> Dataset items
•••
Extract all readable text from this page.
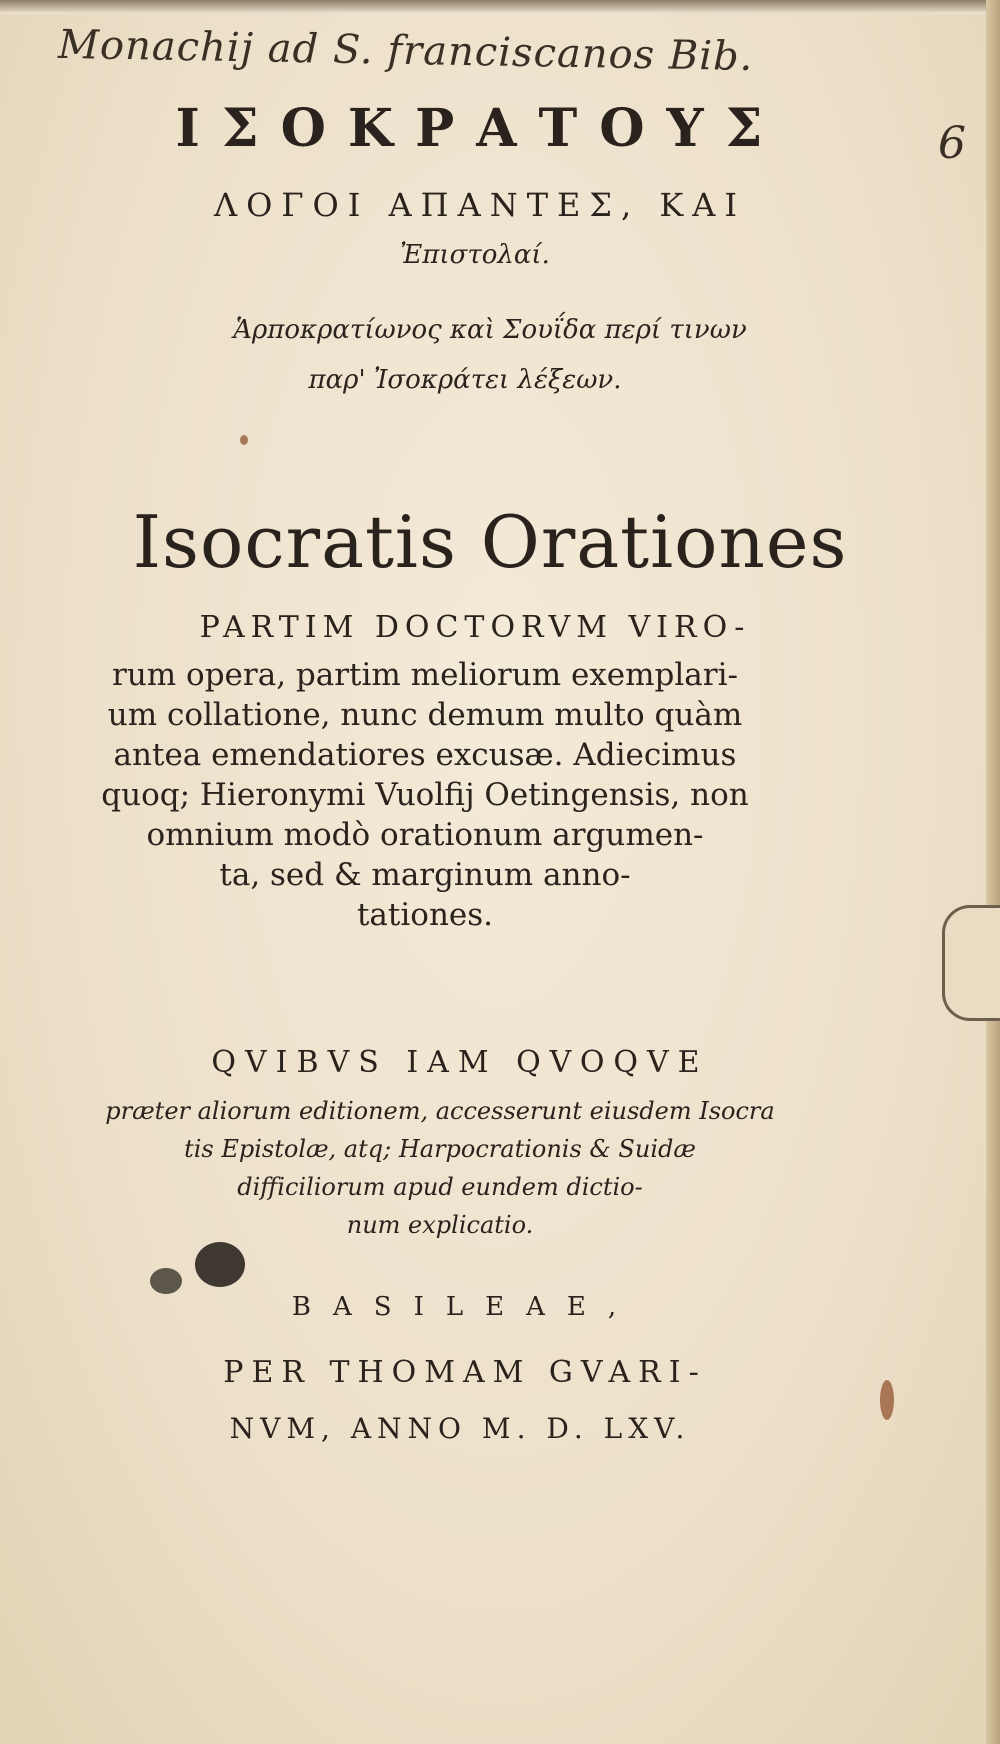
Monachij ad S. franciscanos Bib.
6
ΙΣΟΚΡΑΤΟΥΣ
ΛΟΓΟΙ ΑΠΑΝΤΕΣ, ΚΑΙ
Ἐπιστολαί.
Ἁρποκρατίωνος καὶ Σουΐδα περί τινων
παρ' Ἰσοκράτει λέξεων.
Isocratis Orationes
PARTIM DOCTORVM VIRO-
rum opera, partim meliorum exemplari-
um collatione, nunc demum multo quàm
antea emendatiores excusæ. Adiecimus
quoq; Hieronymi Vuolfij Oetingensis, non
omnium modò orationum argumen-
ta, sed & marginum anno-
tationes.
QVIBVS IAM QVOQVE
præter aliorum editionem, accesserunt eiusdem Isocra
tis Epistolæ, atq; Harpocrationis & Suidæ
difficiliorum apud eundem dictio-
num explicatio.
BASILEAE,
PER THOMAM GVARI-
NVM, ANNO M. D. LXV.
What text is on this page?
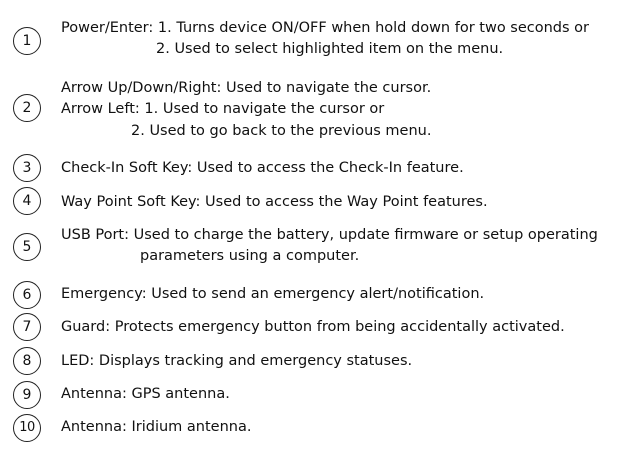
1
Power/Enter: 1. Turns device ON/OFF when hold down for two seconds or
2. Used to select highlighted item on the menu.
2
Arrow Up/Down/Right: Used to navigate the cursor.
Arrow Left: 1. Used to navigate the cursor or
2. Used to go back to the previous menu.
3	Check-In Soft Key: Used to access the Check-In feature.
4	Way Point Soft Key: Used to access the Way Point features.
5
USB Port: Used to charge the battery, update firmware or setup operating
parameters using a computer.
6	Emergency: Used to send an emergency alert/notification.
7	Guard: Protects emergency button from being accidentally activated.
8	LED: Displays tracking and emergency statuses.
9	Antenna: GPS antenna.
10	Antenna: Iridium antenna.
•••
Without including the pictures, reproduce all entries exactly.

Extract all readable text from this page.
Monachij ad S. franciscanos Bib.
6
ΙΣΟΚΡΑΤΟΥΣ
ΛΟΓΟΙ ΑΠΑΝΤΕΣ, ΚΑΙ
Ἐπιστολαί.
Ἁρποκρατίωνος καὶ Σουΐδα περί τινων
παρ' Ἰσοκράτει λέξεων.
Isocratis Orationes
PARTIM DOCTORVM VIRO-
rum opera, partim meliorum exemplari-
um collatione, nunc demum multo quàm
antea emendatiores excusæ. Adiecimus
quoq; Hieronymi Vuolfij Oetingensis, non
omnium modò orationum argumen-
ta, sed & marginum anno-
tationes.
QVIBVS IAM QVOQVE
præter aliorum editionem, accesserunt eiusdem Isocra
tis Epistolæ, atq; Harpocrationis & Suidæ
difficiliorum apud eundem dictio-
num explicatio.
BASILEAE,
PER THOMAM GVARI-
NVM, ANNO M. D. LXV.
What text is on this page?
1
Power/Enter: 1. Turns device ON/OFF when hold down for two seconds or
2. Used to select highlighted item on the menu.
2
Arrow Up/Down/Right: Used to navigate the cursor.
Arrow Left: 1. Used to navigate the cursor or
2. Used to go back to the previous menu.
3	Check-In Soft Key: Used to access the Check-In feature.
4	Way Point Soft Key: Used to access the Way Point features.
5
USB Port: Used to charge the battery, update firmware or setup operating
parameters using a computer.
6	Emergency: Used to send an emergency alert/notification.
7	Guard: Protects emergency button from being accidentally activated.
8	LED: Displays tracking and emergency statuses.
9	Antenna: GPS antenna.
10	Antenna: Iridium antenna.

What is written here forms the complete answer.